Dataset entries
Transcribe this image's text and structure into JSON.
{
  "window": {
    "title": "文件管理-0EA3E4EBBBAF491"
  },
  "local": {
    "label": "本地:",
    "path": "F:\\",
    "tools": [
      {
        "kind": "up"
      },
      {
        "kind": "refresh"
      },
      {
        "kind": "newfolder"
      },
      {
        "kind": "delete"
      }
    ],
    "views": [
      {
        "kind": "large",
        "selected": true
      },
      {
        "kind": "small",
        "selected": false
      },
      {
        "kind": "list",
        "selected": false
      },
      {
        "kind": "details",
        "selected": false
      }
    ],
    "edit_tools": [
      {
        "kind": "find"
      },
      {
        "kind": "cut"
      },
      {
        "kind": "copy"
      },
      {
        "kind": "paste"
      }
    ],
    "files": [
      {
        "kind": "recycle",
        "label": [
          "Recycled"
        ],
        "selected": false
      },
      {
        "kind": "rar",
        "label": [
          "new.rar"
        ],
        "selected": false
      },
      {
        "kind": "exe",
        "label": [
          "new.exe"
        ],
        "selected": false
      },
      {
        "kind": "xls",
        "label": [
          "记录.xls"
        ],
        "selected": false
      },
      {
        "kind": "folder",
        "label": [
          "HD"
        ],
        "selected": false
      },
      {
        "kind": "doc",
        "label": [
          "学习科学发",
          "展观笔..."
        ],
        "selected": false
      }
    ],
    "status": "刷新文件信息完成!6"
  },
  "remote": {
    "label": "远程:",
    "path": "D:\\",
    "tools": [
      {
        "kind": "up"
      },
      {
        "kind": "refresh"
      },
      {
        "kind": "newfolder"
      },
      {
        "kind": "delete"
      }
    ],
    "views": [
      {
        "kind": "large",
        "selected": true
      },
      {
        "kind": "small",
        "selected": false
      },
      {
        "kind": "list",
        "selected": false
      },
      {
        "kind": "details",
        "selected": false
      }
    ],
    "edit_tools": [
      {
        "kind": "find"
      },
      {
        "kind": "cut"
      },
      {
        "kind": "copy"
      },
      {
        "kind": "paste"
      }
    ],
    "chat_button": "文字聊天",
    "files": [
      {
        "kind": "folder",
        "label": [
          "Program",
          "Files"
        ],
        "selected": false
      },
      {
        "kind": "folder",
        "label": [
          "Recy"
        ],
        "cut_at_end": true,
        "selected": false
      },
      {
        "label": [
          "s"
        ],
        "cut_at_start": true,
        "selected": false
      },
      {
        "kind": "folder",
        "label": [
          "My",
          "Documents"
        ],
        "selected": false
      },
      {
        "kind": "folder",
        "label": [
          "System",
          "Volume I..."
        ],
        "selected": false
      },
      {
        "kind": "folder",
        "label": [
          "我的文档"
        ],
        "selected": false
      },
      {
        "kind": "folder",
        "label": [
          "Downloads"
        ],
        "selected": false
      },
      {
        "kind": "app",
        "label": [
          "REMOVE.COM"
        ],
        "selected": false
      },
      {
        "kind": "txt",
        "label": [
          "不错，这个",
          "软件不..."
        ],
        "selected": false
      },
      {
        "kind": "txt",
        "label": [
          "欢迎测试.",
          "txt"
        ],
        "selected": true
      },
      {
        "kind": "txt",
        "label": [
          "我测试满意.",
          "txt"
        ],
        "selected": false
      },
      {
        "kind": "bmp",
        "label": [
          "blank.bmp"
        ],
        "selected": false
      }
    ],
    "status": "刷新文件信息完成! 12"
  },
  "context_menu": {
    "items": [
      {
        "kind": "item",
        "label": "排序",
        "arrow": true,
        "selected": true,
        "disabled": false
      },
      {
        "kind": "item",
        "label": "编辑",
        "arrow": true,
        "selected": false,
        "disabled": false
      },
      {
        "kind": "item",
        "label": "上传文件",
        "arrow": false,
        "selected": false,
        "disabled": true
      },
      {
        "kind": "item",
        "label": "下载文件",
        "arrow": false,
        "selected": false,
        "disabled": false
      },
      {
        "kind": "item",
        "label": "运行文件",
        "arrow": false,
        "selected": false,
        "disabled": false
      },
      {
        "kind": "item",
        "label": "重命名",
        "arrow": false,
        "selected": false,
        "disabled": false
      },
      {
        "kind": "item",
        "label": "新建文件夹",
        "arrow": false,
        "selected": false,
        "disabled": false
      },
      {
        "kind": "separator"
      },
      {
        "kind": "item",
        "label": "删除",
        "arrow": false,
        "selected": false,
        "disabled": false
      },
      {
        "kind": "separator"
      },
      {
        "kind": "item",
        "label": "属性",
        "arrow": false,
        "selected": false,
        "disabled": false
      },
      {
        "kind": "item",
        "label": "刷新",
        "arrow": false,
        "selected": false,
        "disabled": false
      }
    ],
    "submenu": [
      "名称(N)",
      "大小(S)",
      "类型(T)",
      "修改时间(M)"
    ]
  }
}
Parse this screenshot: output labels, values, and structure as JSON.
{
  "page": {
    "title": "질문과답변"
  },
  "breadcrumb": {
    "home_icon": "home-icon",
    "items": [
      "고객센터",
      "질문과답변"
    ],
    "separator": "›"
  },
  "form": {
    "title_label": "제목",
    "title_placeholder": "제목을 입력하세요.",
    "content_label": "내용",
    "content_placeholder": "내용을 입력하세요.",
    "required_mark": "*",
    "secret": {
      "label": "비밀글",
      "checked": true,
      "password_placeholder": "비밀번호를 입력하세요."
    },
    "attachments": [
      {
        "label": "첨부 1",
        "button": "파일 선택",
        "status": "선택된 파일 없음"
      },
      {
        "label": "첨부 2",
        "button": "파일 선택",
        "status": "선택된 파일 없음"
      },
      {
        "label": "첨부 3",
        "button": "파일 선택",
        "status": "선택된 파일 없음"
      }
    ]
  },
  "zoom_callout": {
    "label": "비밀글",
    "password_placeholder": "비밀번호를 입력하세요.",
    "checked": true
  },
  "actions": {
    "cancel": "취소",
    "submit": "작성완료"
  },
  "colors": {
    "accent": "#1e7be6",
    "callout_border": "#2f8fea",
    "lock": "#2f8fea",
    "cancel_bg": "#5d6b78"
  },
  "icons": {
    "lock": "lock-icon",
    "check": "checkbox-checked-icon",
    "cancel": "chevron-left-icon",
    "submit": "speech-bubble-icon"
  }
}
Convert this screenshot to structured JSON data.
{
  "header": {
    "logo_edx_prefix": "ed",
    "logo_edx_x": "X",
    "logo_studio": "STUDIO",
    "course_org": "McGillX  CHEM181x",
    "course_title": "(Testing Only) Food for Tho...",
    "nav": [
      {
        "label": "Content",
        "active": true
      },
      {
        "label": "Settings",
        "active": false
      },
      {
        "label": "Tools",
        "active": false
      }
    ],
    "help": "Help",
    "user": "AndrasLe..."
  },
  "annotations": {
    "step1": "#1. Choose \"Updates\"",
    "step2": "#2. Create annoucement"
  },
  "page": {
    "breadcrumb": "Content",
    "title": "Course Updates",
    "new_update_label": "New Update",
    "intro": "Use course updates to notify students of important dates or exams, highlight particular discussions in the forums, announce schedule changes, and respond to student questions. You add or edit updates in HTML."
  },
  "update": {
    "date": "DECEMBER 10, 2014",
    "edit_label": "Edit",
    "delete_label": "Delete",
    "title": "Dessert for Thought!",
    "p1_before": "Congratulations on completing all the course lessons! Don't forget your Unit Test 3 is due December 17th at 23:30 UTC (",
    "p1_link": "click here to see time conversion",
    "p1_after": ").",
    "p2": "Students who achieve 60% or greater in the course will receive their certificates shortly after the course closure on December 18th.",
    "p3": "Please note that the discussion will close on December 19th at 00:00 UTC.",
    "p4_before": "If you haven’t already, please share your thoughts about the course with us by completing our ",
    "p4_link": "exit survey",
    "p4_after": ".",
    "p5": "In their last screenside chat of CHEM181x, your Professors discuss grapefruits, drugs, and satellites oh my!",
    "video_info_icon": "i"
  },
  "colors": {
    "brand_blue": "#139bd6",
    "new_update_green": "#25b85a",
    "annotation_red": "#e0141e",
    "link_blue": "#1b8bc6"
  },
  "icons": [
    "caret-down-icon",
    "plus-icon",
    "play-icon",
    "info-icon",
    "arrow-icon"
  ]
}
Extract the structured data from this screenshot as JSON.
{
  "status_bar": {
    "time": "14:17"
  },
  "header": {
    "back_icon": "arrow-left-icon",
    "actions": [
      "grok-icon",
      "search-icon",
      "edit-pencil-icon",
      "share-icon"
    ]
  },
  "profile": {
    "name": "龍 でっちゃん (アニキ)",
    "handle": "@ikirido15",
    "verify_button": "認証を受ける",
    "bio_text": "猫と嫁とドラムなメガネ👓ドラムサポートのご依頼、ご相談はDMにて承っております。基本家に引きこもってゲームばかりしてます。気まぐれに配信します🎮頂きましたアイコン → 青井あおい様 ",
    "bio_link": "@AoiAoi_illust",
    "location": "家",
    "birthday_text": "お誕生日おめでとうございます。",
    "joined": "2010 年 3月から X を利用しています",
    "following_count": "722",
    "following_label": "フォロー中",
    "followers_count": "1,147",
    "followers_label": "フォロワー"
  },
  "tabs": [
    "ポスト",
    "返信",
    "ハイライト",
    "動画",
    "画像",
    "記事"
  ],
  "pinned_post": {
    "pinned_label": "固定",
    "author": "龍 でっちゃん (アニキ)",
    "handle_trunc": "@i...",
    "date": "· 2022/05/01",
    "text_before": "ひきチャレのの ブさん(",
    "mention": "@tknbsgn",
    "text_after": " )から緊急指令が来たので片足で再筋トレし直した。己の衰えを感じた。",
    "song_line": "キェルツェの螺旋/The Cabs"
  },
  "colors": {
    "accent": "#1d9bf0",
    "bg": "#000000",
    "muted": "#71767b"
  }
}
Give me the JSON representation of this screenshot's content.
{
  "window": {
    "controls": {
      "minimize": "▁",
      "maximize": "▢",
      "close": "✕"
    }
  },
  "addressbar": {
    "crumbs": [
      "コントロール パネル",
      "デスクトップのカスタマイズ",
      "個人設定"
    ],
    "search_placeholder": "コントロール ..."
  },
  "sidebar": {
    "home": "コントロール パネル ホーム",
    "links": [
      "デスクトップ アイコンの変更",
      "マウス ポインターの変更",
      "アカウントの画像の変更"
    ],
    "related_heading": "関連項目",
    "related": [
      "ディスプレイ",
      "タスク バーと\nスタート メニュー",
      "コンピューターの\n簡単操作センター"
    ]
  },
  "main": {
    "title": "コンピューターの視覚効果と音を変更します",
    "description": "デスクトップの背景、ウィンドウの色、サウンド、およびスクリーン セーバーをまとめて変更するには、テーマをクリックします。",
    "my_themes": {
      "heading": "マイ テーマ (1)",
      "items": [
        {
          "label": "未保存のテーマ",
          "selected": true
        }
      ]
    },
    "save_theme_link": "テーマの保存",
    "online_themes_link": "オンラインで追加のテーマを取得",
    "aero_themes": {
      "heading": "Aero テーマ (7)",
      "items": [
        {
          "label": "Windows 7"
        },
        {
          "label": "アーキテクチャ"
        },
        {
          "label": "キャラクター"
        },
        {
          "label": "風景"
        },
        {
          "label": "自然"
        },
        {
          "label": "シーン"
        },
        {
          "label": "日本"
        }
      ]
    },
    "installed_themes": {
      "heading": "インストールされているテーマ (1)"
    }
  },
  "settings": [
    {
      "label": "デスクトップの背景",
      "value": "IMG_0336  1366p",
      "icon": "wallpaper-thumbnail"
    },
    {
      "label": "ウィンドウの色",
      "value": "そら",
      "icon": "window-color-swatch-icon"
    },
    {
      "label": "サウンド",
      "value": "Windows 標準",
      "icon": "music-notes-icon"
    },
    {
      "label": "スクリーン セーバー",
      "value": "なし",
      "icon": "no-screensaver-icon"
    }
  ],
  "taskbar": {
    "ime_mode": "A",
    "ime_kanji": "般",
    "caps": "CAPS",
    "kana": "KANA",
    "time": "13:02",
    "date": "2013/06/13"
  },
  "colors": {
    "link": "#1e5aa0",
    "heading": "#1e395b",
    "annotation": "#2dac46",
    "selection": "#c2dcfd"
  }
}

■ **TASK OBJECTIVE**
Tell how many lines in the records above contain "입력하세요", giving the number and no other words.

■ **FULL OUTPUT**
4